═════ RAW RECORDS ═════
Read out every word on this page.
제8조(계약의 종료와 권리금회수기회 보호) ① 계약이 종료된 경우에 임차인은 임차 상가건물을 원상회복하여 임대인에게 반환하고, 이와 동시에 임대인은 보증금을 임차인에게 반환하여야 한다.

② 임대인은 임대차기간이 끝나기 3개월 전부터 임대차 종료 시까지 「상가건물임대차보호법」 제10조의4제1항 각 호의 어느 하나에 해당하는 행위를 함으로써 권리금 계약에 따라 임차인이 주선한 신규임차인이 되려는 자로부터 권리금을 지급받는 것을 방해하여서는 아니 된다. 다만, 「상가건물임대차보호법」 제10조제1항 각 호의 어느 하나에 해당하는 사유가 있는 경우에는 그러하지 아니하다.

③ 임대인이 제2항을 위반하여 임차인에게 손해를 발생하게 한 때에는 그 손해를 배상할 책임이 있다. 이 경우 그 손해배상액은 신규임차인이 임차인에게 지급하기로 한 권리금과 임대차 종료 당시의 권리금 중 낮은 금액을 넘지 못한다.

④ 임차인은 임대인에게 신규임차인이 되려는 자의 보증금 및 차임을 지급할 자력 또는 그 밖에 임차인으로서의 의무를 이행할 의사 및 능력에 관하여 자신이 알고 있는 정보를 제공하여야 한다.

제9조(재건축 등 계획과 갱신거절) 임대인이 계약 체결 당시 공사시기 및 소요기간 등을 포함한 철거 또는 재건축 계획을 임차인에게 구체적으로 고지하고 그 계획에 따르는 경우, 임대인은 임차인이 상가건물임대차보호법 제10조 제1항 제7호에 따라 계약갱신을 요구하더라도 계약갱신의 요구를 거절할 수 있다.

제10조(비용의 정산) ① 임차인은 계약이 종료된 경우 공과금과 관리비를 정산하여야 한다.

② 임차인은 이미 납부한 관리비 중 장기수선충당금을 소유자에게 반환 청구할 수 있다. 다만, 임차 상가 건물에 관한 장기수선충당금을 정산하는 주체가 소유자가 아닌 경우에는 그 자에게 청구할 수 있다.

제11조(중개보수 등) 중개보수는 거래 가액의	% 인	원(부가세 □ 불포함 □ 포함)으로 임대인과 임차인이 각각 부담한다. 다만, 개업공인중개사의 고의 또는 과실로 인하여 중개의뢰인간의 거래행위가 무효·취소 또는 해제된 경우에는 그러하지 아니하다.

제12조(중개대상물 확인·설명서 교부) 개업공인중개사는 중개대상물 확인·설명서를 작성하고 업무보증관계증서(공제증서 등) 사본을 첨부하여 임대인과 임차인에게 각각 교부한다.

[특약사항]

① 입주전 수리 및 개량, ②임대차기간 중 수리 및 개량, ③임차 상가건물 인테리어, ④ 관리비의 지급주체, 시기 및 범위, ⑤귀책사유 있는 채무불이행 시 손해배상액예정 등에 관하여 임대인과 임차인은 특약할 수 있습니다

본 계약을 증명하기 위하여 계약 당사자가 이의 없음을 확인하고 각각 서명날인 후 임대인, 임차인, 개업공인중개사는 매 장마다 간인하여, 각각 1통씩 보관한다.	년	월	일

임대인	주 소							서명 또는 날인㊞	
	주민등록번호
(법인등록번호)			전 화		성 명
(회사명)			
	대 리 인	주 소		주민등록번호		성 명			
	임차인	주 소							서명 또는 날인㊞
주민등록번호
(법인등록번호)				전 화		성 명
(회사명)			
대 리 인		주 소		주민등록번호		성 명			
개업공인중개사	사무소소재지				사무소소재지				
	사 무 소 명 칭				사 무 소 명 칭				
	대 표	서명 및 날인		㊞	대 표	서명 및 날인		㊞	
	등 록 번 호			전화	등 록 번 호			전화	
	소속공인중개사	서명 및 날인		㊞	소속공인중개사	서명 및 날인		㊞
═════
**TASK BRIEF:**
Locate and copy each line in the data above that includes the word "경우에는".

**EXERCISE RESULT:**
② 임대인은 임대차기간이 끝나기 3개월 전부터 임대차 종료 시까지 「상가건물임대차보호법」 제10조의4제1항 각 호의 어느 하나에 해당하는 행위를 함으로써 권리금 계약에 따라 임차인이 주선한 신규임차인이 되려는 자로부터 권리금을 지급받는 것을 방해하여서는 아니 된다. 다만, 「상가건물임대차보호법」 제10조제1항 각 호의 어느 하나에 해당하는 사유가 있는 경우에는 그러하지 아니하다.
② 임차인은 이미 납부한 관리비 중 장기수선충당금을 소유자에게 반환 청구할 수 있다. 다만, 임차 상가 건물에 관한 장기수선충당금을 정산하는 주체가 소유자가 아닌 경우에는 그 자에게 청구할 수 있다.
제11조(중개보수 등) 중개보수는 거래 가액의	% 인	원(부가세 □ 불포함 □ 포함)으로 임대인과 임차인이 각각 부담한다. 다만, 개업공인중개사의 고의 또는 과실로 인하여 중개의뢰인간의 거래행위가 무효·취소 또는 해제된 경우에는 그러하지 아니하다.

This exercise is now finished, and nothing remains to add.